— begin —

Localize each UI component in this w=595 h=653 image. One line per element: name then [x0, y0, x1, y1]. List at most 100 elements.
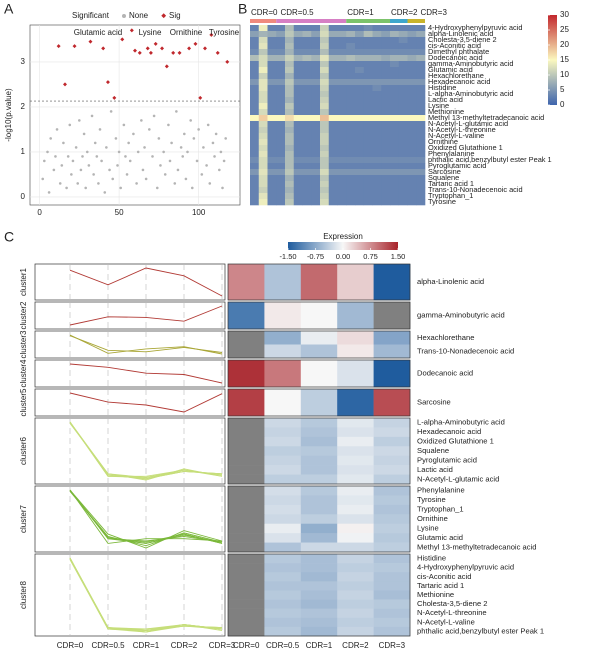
heatmap-cell	[398, 61, 408, 68]
heatmap-cell	[381, 109, 391, 116]
heatmap-cell	[250, 37, 260, 44]
row-label: Phenylalanine	[428, 149, 474, 158]
heatmap-cell	[258, 49, 268, 56]
profile-line	[69, 392, 223, 413]
heatmap-cell	[363, 115, 373, 122]
heatmap-cell	[285, 121, 295, 128]
heatmap-cell	[390, 55, 400, 62]
heatmap-cell	[320, 145, 330, 152]
heatmap-cell	[373, 563, 411, 573]
heatmap-cell	[346, 169, 356, 176]
heatmap-cell	[320, 187, 330, 194]
heatmap-cell	[398, 109, 408, 116]
heatmap-cell	[267, 181, 277, 188]
heatmap-cell	[250, 193, 260, 200]
heatmap-cell	[373, 523, 411, 534]
heatmap-cell	[300, 331, 338, 345]
point	[127, 141, 130, 145]
heatmap-cell	[228, 427, 265, 438]
heatmap-cell	[372, 163, 382, 170]
heatmap-cell	[390, 91, 400, 98]
point	[105, 146, 108, 149]
heatmap-cell	[250, 115, 260, 122]
point	[176, 168, 180, 172]
heatmap-cell	[346, 139, 356, 146]
profile-frame	[34, 553, 226, 637]
heatmap-cell	[250, 55, 260, 62]
heatmap-cell	[258, 133, 268, 140]
heatmap-cell	[264, 455, 302, 466]
group-label: CDR=2	[391, 8, 418, 17]
heatmap-cell	[267, 49, 277, 56]
point	[159, 164, 162, 167]
heatmap-cell	[258, 37, 268, 44]
heatmap-cell	[398, 115, 408, 122]
heatmap-cell	[264, 554, 302, 564]
legend-title: Significant	[72, 11, 110, 20]
heatmap-cell	[276, 127, 286, 134]
heatmap-cell	[328, 133, 338, 140]
heatmap-cell	[416, 193, 426, 200]
x-tick-label: CDR=2	[342, 641, 369, 650]
row-label: Methyl 13-methyltetradecanoic acid	[428, 113, 544, 122]
row-label: Squalene	[417, 446, 449, 455]
heatmap-cell	[293, 115, 303, 122]
heatmap-cell	[267, 37, 277, 44]
heatmap-cell	[302, 37, 312, 44]
group-label: CDR=3	[420, 8, 447, 17]
heatmap-cell	[363, 25, 373, 32]
point	[170, 141, 173, 145]
heatmap-cell	[373, 302, 411, 330]
heatmap-cell	[390, 199, 400, 206]
heatmap-cell	[264, 542, 302, 553]
colorbar-tick-label: 0	[560, 100, 565, 109]
heatmap-cell	[416, 43, 426, 50]
heatmap-cell	[390, 73, 400, 80]
heatmap-cell	[381, 55, 391, 62]
heatmap-cell	[390, 157, 400, 164]
heatmap-cell	[328, 91, 338, 98]
heatmap-cell	[381, 103, 391, 110]
heatmap-cell	[302, 103, 312, 110]
point	[135, 182, 138, 185]
heatmap-cell	[381, 73, 391, 80]
heatmap-cell	[228, 446, 265, 457]
heatmap-cell	[320, 181, 330, 188]
heatmap-cell	[337, 504, 374, 515]
point	[222, 159, 226, 163]
heatmap-cell	[276, 109, 286, 116]
heatmap-cell	[373, 418, 411, 428]
heatmap-cell	[328, 37, 338, 44]
heatmap-cell	[337, 486, 374, 496]
heatmap-cell	[337, 465, 374, 475]
heatmap-cell	[398, 193, 408, 200]
heatmap-cell	[398, 31, 408, 38]
heatmap-cell	[355, 91, 365, 98]
point	[213, 155, 216, 158]
heatmap-cell	[228, 542, 265, 553]
heatmap-cell	[381, 169, 391, 176]
heatmap-cell	[258, 25, 268, 32]
heatmap-cell	[355, 193, 365, 200]
heatmap-cell	[311, 145, 321, 152]
heatmap-cell	[328, 181, 338, 188]
heatmap-cell	[228, 563, 265, 573]
heatmap-cell	[285, 127, 295, 134]
heatmap-cell	[320, 91, 330, 98]
heatmap-cell	[337, 418, 374, 428]
heatmap-cell	[311, 139, 321, 146]
heatmap-cell	[373, 554, 411, 564]
row-label: cis-Aconitic acid	[428, 41, 481, 50]
heatmap-cell	[320, 25, 330, 32]
heatmap-cell	[250, 121, 260, 128]
heatmap-cell	[398, 163, 408, 170]
heatmap-cell	[372, 73, 382, 80]
heatmap-cell	[258, 73, 268, 80]
heatmap-cell	[381, 37, 391, 44]
row-label: Hexadecanoic acid	[417, 427, 481, 436]
heatmap-cell	[311, 181, 321, 188]
point	[175, 110, 178, 113]
row-label: Lactic acid	[428, 95, 463, 104]
row-label: N-Acetyl-L-threonine	[428, 125, 496, 134]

— end —

• CHALLENGE
Return every line of the material above word for word, in the same order, and leave out the picture.

• SOLVED EXERCISE
Localize each UI component in this w=595 h=653 image. One line per element: name then [x0, y0, x1, y1]. List at most 100 elements.
heatmap-cell	[398, 61, 408, 68]
heatmap-cell	[381, 109, 391, 116]
heatmap-cell	[250, 37, 260, 44]
row-label: Phenylalanine	[428, 149, 474, 158]
heatmap-cell	[258, 49, 268, 56]
profile-line	[69, 392, 223, 413]
heatmap-cell	[363, 115, 373, 122]
heatmap-cell	[285, 121, 295, 128]
heatmap-cell	[390, 55, 400, 62]
heatmap-cell	[320, 145, 330, 152]
heatmap-cell	[373, 563, 411, 573]
heatmap-cell	[346, 169, 356, 176]
heatmap-cell	[320, 187, 330, 194]
heatmap-cell	[398, 109, 408, 116]
heatmap-cell	[267, 181, 277, 188]
heatmap-cell	[250, 193, 260, 200]
heatmap-cell	[373, 523, 411, 534]
heatmap-cell	[300, 331, 338, 345]
point	[127, 141, 130, 145]
heatmap-cell	[228, 427, 265, 438]
heatmap-cell	[372, 163, 382, 170]
heatmap-cell	[390, 91, 400, 98]
point	[105, 146, 108, 149]
heatmap-cell	[250, 115, 260, 122]
point	[176, 168, 180, 172]
heatmap-cell	[346, 139, 356, 146]
profile-frame	[34, 553, 226, 637]
heatmap-cell	[250, 55, 260, 62]
heatmap-cell	[258, 133, 268, 140]
heatmap-cell	[264, 455, 302, 466]
group-label: CDR=2	[391, 8, 418, 17]
heatmap-cell	[267, 49, 277, 56]
point	[159, 164, 162, 167]
heatmap-cell	[258, 37, 268, 44]
heatmap-cell	[398, 115, 408, 122]
heatmap-cell	[264, 554, 302, 564]
legend-title: Significant	[72, 11, 110, 20]
heatmap-cell	[276, 127, 286, 134]
heatmap-cell	[328, 133, 338, 140]
heatmap-cell	[416, 193, 426, 200]
x-tick-label: CDR=2	[342, 641, 369, 650]
row-label: Methyl 13-methyltetradecanoic acid	[428, 113, 544, 122]
row-label: Squalene	[417, 446, 449, 455]
heatmap-cell	[293, 115, 303, 122]
heatmap-cell	[267, 37, 277, 44]
heatmap-cell	[302, 37, 312, 44]
group-label: CDR=3	[420, 8, 447, 17]
heatmap-cell	[363, 25, 373, 32]
point	[170, 141, 173, 145]
heatmap-cell	[373, 302, 411, 330]
heatmap-cell	[390, 199, 400, 206]
heatmap-cell	[264, 542, 302, 553]
colorbar-tick-label: 0	[560, 100, 565, 109]
heatmap-cell	[416, 43, 426, 50]
heatmap-cell	[390, 73, 400, 80]
heatmap-cell	[381, 55, 391, 62]
heatmap-cell	[390, 157, 400, 164]
heatmap-cell	[328, 91, 338, 98]
heatmap-cell	[381, 103, 391, 110]
heatmap-cell	[302, 103, 312, 110]
point	[135, 182, 138, 185]
heatmap-cell	[381, 73, 391, 80]
heatmap-cell	[228, 446, 265, 457]
heatmap-cell	[320, 181, 330, 188]
heatmap-cell	[337, 504, 374, 515]
point	[222, 159, 226, 163]
heatmap-cell	[276, 109, 286, 116]
heatmap-cell	[373, 418, 411, 428]
heatmap-cell	[328, 37, 338, 44]
heatmap-cell	[337, 486, 374, 496]
heatmap-cell	[337, 465, 374, 475]
heatmap-cell	[398, 193, 408, 200]
heatmap-cell	[398, 31, 408, 38]
heatmap-cell	[355, 91, 365, 98]
point	[213, 155, 216, 158]
heatmap-cell	[228, 542, 265, 553]
heatmap-cell	[381, 169, 391, 176]
heatmap-cell	[258, 25, 268, 32]
heatmap-cell	[355, 193, 365, 200]
heatmap-cell	[311, 145, 321, 152]
heatmap-cell	[328, 181, 338, 188]
heatmap-cell	[228, 563, 265, 573]
heatmap-cell	[285, 127, 295, 134]
heatmap-cell	[320, 91, 330, 98]
heatmap-cell	[337, 418, 374, 428]
heatmap-cell	[311, 139, 321, 146]
heatmap-cell	[373, 554, 411, 564]
row-label: cis-Aconitic acid	[428, 41, 481, 50]
heatmap-cell	[320, 25, 330, 32]
heatmap-cell	[250, 121, 260, 128]
heatmap-cell	[398, 163, 408, 170]
heatmap-cell	[372, 73, 382, 80]
heatmap-cell	[258, 73, 268, 80]
heatmap-cell	[381, 37, 391, 44]
row-label: Hexadecanoic acid	[417, 427, 481, 436]
heatmap-cell	[311, 181, 321, 188]
point	[175, 110, 178, 113]
row-label: Lactic acid	[428, 95, 463, 104]
row-label: N-Acetyl-L-threonine	[428, 125, 496, 134]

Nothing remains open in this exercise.